**Exercise aim**. In the records below, pick out all lines containing the word "walking".
━━━━━ Records for processing
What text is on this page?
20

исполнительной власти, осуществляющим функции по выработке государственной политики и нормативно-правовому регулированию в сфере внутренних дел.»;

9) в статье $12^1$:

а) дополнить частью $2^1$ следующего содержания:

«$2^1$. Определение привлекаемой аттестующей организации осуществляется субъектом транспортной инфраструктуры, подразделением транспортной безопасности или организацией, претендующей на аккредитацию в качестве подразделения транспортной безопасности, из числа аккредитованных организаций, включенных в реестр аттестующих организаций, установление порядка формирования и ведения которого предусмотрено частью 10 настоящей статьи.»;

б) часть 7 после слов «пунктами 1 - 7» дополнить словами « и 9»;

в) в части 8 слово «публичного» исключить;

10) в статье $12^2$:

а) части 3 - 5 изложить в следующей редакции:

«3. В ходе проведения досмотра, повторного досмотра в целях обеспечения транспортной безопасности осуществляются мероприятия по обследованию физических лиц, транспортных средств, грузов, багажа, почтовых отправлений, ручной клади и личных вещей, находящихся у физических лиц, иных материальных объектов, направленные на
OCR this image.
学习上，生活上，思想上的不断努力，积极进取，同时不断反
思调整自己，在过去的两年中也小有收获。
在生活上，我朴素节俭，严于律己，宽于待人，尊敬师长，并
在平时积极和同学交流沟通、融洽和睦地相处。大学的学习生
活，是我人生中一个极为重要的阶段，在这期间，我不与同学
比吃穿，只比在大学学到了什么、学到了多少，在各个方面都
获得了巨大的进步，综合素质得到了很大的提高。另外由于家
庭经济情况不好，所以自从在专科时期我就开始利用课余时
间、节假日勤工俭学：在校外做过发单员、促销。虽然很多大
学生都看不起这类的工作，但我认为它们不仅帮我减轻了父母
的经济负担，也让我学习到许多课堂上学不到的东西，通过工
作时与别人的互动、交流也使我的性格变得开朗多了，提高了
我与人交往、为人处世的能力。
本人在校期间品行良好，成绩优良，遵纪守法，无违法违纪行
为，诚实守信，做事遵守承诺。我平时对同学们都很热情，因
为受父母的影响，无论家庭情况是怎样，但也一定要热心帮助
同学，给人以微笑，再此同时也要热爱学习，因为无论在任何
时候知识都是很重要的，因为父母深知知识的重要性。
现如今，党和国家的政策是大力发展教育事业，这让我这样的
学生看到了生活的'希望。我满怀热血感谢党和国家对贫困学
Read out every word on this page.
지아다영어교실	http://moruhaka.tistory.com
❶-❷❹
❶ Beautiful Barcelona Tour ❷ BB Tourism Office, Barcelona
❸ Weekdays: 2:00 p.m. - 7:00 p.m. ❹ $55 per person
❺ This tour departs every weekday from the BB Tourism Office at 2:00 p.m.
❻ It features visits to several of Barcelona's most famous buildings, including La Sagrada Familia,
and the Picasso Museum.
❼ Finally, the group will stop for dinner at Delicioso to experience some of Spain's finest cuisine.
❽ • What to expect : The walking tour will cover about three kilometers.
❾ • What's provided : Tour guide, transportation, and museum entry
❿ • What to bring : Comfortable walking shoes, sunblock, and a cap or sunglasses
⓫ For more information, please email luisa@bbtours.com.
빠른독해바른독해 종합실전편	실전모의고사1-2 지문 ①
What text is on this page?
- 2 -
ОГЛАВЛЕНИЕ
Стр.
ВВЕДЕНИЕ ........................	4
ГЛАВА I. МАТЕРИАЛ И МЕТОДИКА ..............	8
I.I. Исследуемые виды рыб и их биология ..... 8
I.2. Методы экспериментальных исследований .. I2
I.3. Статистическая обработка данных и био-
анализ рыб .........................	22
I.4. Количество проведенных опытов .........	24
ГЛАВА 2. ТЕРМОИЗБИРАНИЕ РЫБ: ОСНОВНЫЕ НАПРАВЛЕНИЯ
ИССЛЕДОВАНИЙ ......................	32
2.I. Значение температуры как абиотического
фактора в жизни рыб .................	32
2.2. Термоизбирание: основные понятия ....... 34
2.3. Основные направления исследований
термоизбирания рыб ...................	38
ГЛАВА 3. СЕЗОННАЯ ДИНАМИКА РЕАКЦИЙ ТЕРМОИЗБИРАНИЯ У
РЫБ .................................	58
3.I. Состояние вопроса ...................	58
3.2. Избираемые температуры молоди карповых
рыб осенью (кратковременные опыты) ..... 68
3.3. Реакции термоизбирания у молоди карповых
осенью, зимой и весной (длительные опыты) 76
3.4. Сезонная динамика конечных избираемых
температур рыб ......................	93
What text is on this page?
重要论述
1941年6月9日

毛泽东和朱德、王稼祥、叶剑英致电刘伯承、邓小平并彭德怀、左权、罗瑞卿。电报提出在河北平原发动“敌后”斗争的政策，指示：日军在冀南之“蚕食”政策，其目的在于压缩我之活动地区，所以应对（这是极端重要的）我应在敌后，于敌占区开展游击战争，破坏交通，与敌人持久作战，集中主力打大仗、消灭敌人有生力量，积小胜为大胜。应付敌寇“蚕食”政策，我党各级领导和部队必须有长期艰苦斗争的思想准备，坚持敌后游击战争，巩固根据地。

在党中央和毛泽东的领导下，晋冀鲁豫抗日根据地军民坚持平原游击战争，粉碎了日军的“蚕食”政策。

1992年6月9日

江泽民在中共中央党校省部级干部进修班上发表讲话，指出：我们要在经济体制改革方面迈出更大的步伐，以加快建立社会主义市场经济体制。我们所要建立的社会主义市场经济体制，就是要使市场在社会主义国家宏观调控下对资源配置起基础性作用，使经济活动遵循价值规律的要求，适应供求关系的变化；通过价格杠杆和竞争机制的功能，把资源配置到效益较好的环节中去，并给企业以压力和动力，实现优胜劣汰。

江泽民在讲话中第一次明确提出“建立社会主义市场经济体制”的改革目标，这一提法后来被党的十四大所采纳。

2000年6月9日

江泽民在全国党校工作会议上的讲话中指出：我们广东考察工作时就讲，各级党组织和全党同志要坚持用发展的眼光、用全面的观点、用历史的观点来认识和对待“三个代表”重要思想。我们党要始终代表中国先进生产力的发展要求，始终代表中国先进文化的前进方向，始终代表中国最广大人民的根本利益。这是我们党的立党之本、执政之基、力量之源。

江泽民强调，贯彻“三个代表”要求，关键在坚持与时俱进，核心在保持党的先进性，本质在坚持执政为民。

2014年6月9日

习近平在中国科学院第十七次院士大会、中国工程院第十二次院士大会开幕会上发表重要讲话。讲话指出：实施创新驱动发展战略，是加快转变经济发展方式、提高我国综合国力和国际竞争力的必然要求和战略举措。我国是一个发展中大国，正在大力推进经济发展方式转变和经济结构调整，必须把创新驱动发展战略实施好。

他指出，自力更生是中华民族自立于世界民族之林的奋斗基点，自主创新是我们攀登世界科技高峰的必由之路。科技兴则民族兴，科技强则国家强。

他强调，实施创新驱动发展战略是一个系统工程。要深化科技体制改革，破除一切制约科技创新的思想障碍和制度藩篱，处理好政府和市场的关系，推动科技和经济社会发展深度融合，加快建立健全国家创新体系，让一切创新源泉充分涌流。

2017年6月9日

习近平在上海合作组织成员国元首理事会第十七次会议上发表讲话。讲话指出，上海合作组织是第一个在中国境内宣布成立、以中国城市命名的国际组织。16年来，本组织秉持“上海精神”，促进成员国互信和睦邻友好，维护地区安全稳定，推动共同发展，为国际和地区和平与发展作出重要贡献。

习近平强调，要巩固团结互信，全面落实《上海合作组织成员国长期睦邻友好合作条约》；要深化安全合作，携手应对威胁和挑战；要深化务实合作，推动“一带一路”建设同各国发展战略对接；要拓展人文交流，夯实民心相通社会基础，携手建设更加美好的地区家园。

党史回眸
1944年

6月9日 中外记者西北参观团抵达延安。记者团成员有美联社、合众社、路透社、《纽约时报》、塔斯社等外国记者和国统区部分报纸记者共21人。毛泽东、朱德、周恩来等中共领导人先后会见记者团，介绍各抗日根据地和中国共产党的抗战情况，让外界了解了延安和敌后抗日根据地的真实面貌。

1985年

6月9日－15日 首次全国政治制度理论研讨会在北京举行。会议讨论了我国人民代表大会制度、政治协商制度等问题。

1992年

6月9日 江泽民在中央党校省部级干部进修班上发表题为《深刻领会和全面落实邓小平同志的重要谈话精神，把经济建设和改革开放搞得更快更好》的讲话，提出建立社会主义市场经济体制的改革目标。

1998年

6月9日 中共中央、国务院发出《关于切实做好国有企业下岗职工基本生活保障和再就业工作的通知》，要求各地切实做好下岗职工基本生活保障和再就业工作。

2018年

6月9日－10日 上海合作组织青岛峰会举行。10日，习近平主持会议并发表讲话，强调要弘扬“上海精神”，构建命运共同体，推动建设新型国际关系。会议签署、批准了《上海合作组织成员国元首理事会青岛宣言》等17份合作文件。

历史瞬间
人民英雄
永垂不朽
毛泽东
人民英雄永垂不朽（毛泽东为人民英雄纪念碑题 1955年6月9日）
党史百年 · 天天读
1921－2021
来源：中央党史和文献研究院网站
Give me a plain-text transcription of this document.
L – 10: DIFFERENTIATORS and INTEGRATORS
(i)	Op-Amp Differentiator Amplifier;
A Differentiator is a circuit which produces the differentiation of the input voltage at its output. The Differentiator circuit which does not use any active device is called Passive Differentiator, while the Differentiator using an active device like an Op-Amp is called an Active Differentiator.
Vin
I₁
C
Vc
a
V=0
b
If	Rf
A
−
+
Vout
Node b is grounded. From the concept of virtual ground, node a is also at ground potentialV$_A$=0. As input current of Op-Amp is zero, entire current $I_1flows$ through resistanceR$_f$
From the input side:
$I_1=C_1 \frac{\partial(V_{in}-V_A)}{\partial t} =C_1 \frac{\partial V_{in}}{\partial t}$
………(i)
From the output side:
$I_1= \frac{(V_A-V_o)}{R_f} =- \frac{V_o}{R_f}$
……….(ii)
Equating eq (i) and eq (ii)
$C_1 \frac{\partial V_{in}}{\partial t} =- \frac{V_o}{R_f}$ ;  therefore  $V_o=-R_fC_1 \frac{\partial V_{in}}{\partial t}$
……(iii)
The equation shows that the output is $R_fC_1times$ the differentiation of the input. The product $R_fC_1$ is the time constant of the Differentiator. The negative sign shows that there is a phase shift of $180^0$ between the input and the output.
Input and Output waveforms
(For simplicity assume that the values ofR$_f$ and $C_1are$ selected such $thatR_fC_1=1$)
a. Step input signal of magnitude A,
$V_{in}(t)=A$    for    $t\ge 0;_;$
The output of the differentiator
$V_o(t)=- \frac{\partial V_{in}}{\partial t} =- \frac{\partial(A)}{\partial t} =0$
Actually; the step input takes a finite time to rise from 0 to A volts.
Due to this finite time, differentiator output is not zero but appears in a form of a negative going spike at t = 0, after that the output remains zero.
━━━━━━━━━━
**Output**.
❽ • What to expect : The walking tour will cover about three kilometers.
❿ • What to bring : Comfortable walking shoes, sunblock, and a cap or sunglasses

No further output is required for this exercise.